··· Zitierte Passage ···

Stück für Stück entfaltet Josef Zwicker den ausgesprochen komplexen Ablauf des Verfahrens, bis das ganze Ausmass des Skandals sichtbar wird. Die Spionagetätigkeit Davis’, eines aus der US-Marine entlassenen, beruflich gescheiterten Mannes, der sich aus antikommunistischer Gesinnung, vielleicht auch auf der Suche nach einem Einkommen, dem Geheimdienst anbot, war eigentlich politisch ohne grosse Bedeutung, wurde dilettantisch bewerkstelligt und führte zu kaum ernsthaften Ergebnissen. Dennoch – oder gerade weil sie eigentlich unbedeutend war – machen die Affäre und ihre Untersuchung durch Zwicker Bemerkenswertes deutlich.

Bald war klar, dass Davis zahlreiche «linke» Personen, überwiegend Kommunisten, bespitzelt hatte, indem er sich selbst als einen Linken ausgegeben und damit sowie mit gefälschten Empfehlungsschreiben deren Vertrauen erschlichen hatte. Als sein Auftraggeber schälte sich das FBI in den USA heraus. Daneben nannte Davis noch das Komitee für «un-amerikanische Umtriebe» und den «Kommunistenjäger» Senator Joseph McCarthy. Ausgangspunkt sei gewesen, die Tätigkeit amerikanischer Linksextremisten in der Schweiz zu überwachen. Daraus hätten sich dann Berichte auch über diejenigen Schweizer Kommunisten ergeben, mit denen die US-Amerikaner Kontakt gehabt hätten. Das interessierte nun die Schweizer Behörden sehr. Statt Davis auszuschaffen, wie es die USA wünschten, liessen sie sich auf Weisung des Bundesrates von Davis ausführlich über die bespitzelten Linken informieren. Zahlreiche neue Fichen wurden auf dieser Grundlage angelegt. Dabei übernahm die Politische Polizei Davis’ Angaben ungeprüft, obwohl es sich – wie sich herausstellte – überwiegend schlicht um fehlerhafte oder gar erfundene Denunziationen handelte. Für die Betroffenen hatte das vielfach nachteilige Folgen.

In den Vorlagen an den Bundesrat kam es zu einer folgenreichen «Verschiebung» (S. 13 u. ö.): Die Bundesanwaltschaft erwähnte das FBI nicht mehr als Auftraggeber. Stattdessen nahm nun McCarthy mehr und mehr eine prominente Rolle ein – obwohl er lediglich am Rande mit Davis etwas zu tun gehabt hatte, dieser hatte nur mit ihm angegeben. Der stellvertretende Bundesanwalt René Dubois, der neben dem Chef der Bundespolizei, Werner Balsiger, in diesem Fall eine entscheidende Rolle spielte, benutzte diese Verbindung jedoch, um auch intern vom FBI abzulenken. Man wollte offenbar die USA nicht verärgern. Dahinter standen nicht zuletzt wirtschaftliche Interessen – unmittelbar im Handel mit den USA sowie indirekt aufgrund des Druckes, den die USA auf die Schweiz aufgrund ihrer wirtschaftlichen Beziehungen mit den kommunistischen Staaten Osteuropas ausübten. Das von den Behörden gezeigte Entgegenkommen gegenüber den USA, das sprachlich manchmal an ein Anbiedern grenzt, ist durchaus eindrucksvoll.

···

▸ Arbeitsaufträge:
a. Beantworte diese Fragen zum Text über die Davis-Affäre:
(i) Aus welcher Streitkraft war Davis entlassen worden?
(ii) Wer schälte sich als Davis’ Auftraggeber heraus?
(iii) Welches Amt hatte René Dubois inne?
b. Schreib aus dem Text über die Davis-Affäre die Stelle von „Stück für Stück“ bis einschließlich „Zwicker Bemerkenswertes deutlich.“ wortgetreu ab.
c. Führe den Text über die Davis-Affäre weiter, und zwar im Anschluss an seinen letzten Satz.

··· Datenteil ···

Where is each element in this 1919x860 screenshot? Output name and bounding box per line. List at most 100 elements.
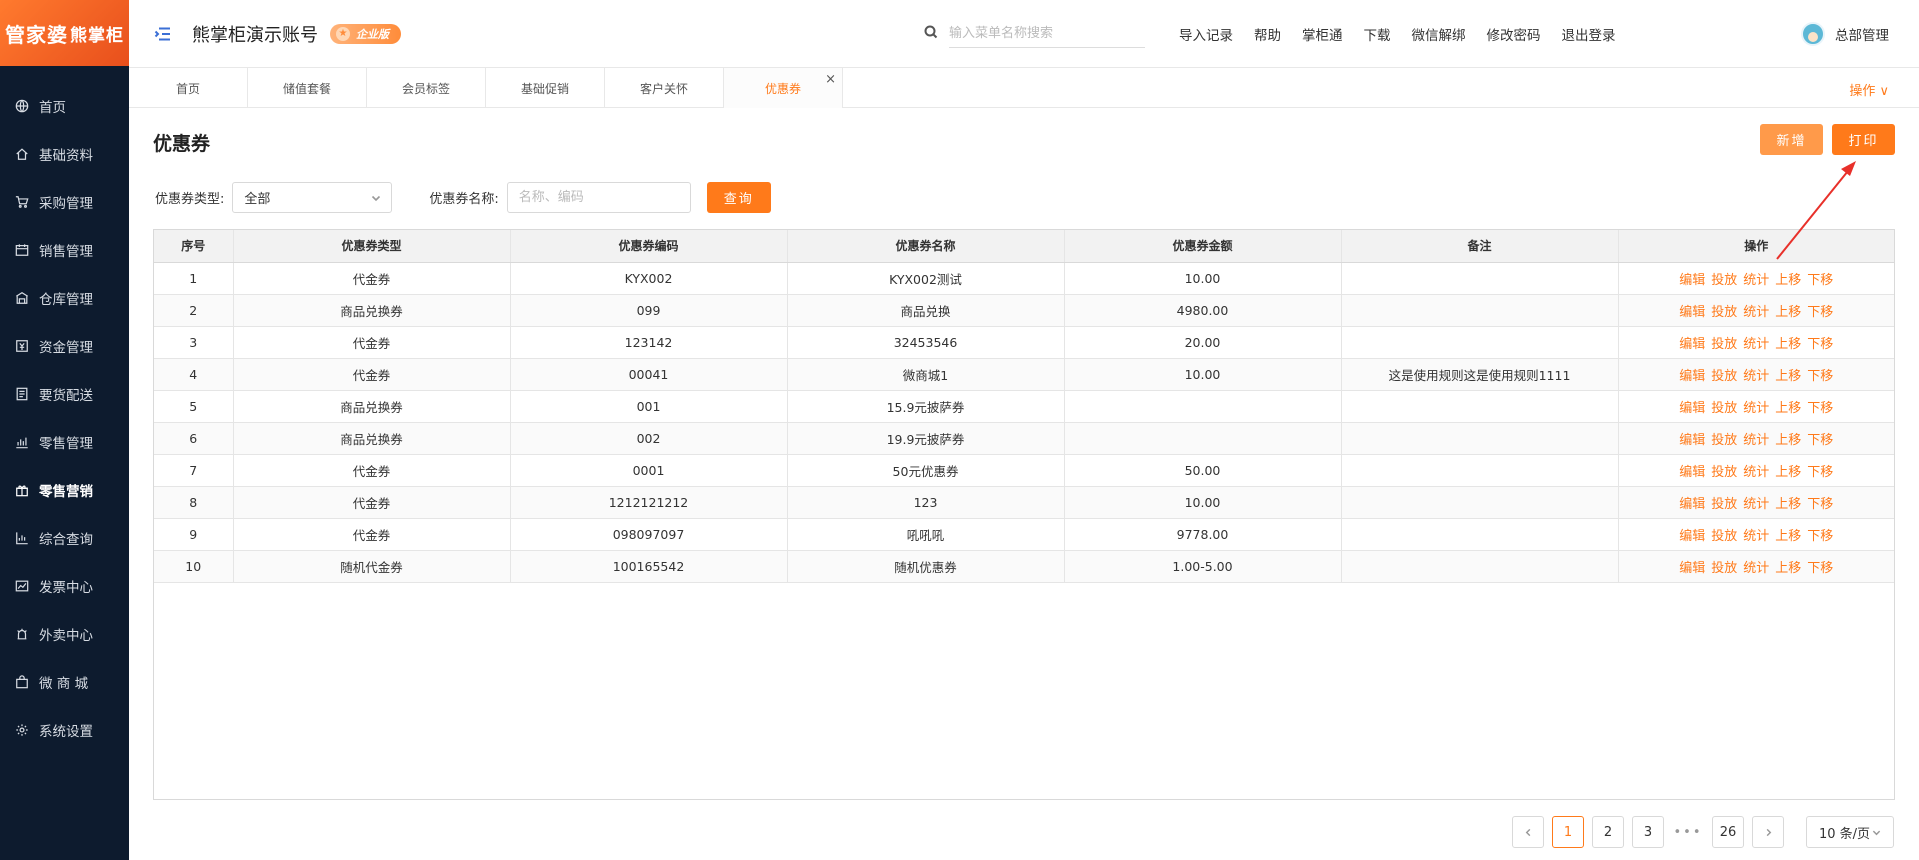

···

▸ Antworten in Reihenfolge:
a.
(i) Aus der US-Marine.
(ii) Das FBI in den USA.
(iii) Er war stellvertretender Bundesanwalt.

b.
Stück für Stück entfaltet Josef Zwicker den ausgesprochen komplexen Ablauf des Verfahrens, bis das ganze Ausmass des Skandals sichtbar wird. Die Spionagetätigkeit Davis’, eines aus der US-Marine entlassenen, beruflich gescheiterten Mannes, der sich aus antikommunistischer Gesinnung, vielleicht auch auf der Suche nach einem Einkommen, dem Geheimdienst anbot, war eigentlich politisch ohne grosse Bedeutung, wurde dilettantisch bewerkstelligt und führte zu kaum ernsthaften Ergebnissen. Dennoch – oder gerade weil sie eigentlich unbedeutend war – machen die Affäre und ihre Untersuchung durch Zwicker Bemerkenswertes deutlich.

c.
Deutlich wird in diesem Verfahren die fehlende Trennung der Ebenen Polizei, Geheimdienste, Bundesanwaltschaft und Politik, aus der eine «Vermischung der Funktionen» folgte (S. 269). Der Staatsschutz war wichtiger als die Rechtsstaatlichkeit mit einer echten Gewaltenteilung. Bei Politikern und Behördenvertretern herrschte als Selbstverständlichkeit ein antikommunistischer Grundkonsens. Man sprach von der «inneren Front» bei der Bekämpfung des Kommunismus (S. 215). Heute kaum noch nachvollziehbar, befürchtete man damals einen Putsch – gerade in Genf, wo die Kommunisten relativ stark waren – und traf geheime Vorkehrungen mit verschärften Staatsschutzbestimmungen.

Im Sommer und Herbst 1951 kam der Fall vor den Untersuchungsrichter und das Bundesgericht in Lausanne. Wieder hielt die Bundesanwaltschaft das FBI aus dem öffentlichen Verfahren heraus. Untersuchungsrichter Raymond Jeanprêtre ging höchst oberflächlich vor und vermied es auch in seinem fragwürdigen Abschlussbericht, vertieft Aufklärung zu schaffen. Er entschuldigte das selbst in seinem Begleitschreiben damit, er habe wegen starker Ischias-Schmerzen das Bett hüten müssen und deshalb das Dossier bei der Abfassung des Berichts nicht nutzen können. Tatsächlich dürfte die Tätigkeit des Untersuchungsrichters als Mitglied einer Kommission, die wichtige Verhandlungen mit Vertretern der USA führte, seine Ausarbeitung beeinflusst haben. Die USA sollten in der Öffentlichkeit nicht in einem schlechten Licht erscheinen. Ähnlich dachte auch die Bundesanwaltschaft.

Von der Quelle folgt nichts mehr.